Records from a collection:
+---+

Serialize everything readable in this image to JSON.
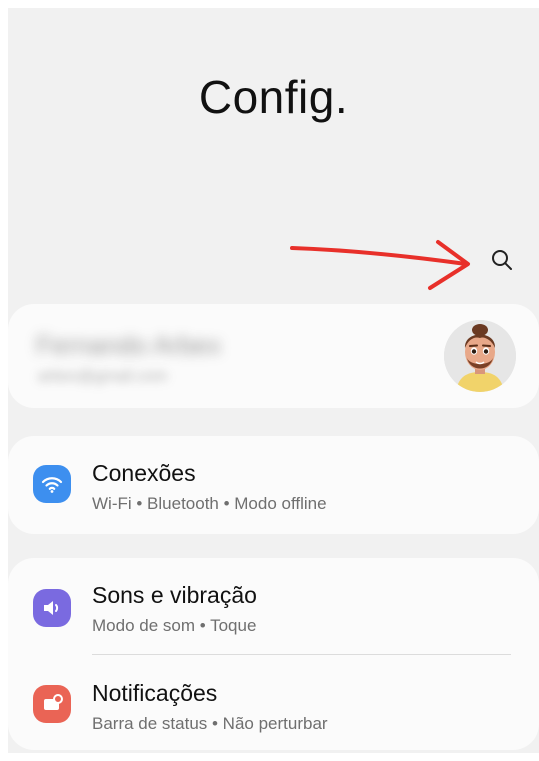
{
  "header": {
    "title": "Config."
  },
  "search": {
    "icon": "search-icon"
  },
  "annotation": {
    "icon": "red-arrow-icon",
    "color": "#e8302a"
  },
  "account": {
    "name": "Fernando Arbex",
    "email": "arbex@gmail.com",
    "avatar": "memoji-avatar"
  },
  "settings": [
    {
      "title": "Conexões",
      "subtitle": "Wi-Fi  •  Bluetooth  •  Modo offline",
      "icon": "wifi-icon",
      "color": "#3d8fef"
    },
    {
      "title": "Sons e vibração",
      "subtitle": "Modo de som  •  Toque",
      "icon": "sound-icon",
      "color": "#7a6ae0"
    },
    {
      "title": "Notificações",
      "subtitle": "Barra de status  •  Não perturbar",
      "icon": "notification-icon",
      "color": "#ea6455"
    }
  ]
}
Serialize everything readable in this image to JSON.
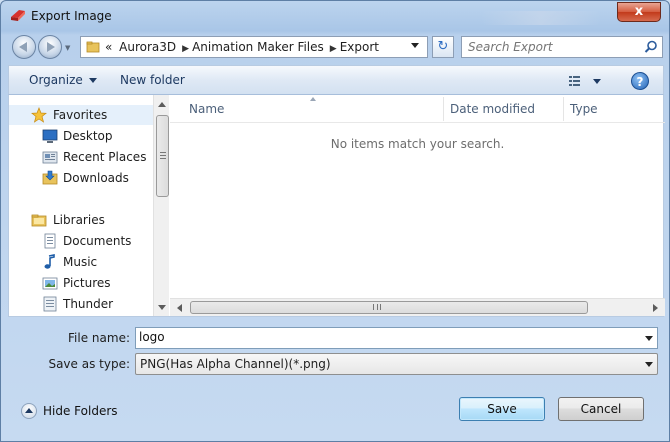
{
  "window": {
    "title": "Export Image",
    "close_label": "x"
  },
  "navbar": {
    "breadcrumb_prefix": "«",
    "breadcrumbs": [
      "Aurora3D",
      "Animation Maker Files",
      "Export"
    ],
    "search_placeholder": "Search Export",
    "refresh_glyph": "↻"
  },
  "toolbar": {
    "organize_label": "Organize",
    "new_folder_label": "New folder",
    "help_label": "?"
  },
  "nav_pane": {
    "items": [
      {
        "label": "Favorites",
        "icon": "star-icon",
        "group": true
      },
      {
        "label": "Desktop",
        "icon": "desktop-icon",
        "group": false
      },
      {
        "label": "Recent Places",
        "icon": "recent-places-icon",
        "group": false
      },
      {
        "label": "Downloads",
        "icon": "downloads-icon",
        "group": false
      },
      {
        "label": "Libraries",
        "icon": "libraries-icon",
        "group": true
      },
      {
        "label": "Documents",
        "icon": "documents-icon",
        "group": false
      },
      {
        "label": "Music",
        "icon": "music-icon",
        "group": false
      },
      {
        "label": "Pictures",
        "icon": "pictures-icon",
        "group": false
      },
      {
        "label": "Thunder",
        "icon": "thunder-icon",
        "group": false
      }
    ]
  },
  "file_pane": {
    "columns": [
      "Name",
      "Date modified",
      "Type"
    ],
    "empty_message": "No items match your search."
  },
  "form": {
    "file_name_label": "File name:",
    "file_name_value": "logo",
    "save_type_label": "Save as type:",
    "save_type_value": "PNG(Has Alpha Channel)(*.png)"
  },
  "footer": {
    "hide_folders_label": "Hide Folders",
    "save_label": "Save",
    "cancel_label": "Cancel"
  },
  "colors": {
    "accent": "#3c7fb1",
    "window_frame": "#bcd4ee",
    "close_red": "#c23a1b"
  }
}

+---+

Task goal:
Quote the listing above in full, except for the pictures.

Answer to this problem:
Serialize everything readable in this image to JSON.
{
  "header": {
    "title": "Config."
  },
  "search": {
    "icon": "search-icon"
  },
  "annotation": {
    "icon": "red-arrow-icon",
    "color": "#e8302a"
  },
  "account": {
    "name": "Fernando Arbex",
    "email": "arbex@gmail.com",
    "avatar": "memoji-avatar"
  },
  "settings": [
    {
      "title": "Conexões",
      "subtitle": "Wi-Fi  •  Bluetooth  •  Modo offline",
      "icon": "wifi-icon",
      "color": "#3d8fef"
    },
    {
      "title": "Sons e vibração",
      "subtitle": "Modo de som  •  Toque",
      "icon": "sound-icon",
      "color": "#7a6ae0"
    },
    {
      "title": "Notificações",
      "subtitle": "Barra de status  •  Não perturbar",
      "icon": "notification-icon",
      "color": "#ea6455"
    }
  ]
}
Serialize everything readable in this image to JSON.
{
  "window": {
    "title": "Export Image",
    "close_label": "x"
  },
  "navbar": {
    "breadcrumb_prefix": "«",
    "breadcrumbs": [
      "Aurora3D",
      "Animation Maker Files",
      "Export"
    ],
    "search_placeholder": "Search Export",
    "refresh_glyph": "↻"
  },
  "toolbar": {
    "organize_label": "Organize",
    "new_folder_label": "New folder",
    "help_label": "?"
  },
  "nav_pane": {
    "items": [
      {
        "label": "Favorites",
        "icon": "star-icon",
        "group": true
      },
      {
        "label": "Desktop",
        "icon": "desktop-icon",
        "group": false
      },
      {
        "label": "Recent Places",
        "icon": "recent-places-icon",
        "group": false
      },
      {
        "label": "Downloads",
        "icon": "downloads-icon",
        "group": false
      },
      {
        "label": "Libraries",
        "icon": "libraries-icon",
        "group": true
      },
      {
        "label": "Documents",
        "icon": "documents-icon",
        "group": false
      },
      {
        "label": "Music",
        "icon": "music-icon",
        "group": false
      },
      {
        "label": "Pictures",
        "icon": "pictures-icon",
        "group": false
      },
      {
        "label": "Thunder",
        "icon": "thunder-icon",
        "group": false
      }
    ]
  },
  "file_pane": {
    "columns": [
      "Name",
      "Date modified",
      "Type"
    ],
    "empty_message": "No items match your search."
  },
  "form": {
    "file_name_label": "File name:",
    "file_name_value": "logo",
    "save_type_label": "Save as type:",
    "save_type_value": "PNG(Has Alpha Channel)(*.png)"
  },
  "footer": {
    "hide_folders_label": "Hide Folders",
    "save_label": "Save",
    "cancel_label": "Cancel"
  },
  "colors": {
    "accent": "#3c7fb1",
    "window_frame": "#bcd4ee",
    "close_red": "#c23a1b"
  }
}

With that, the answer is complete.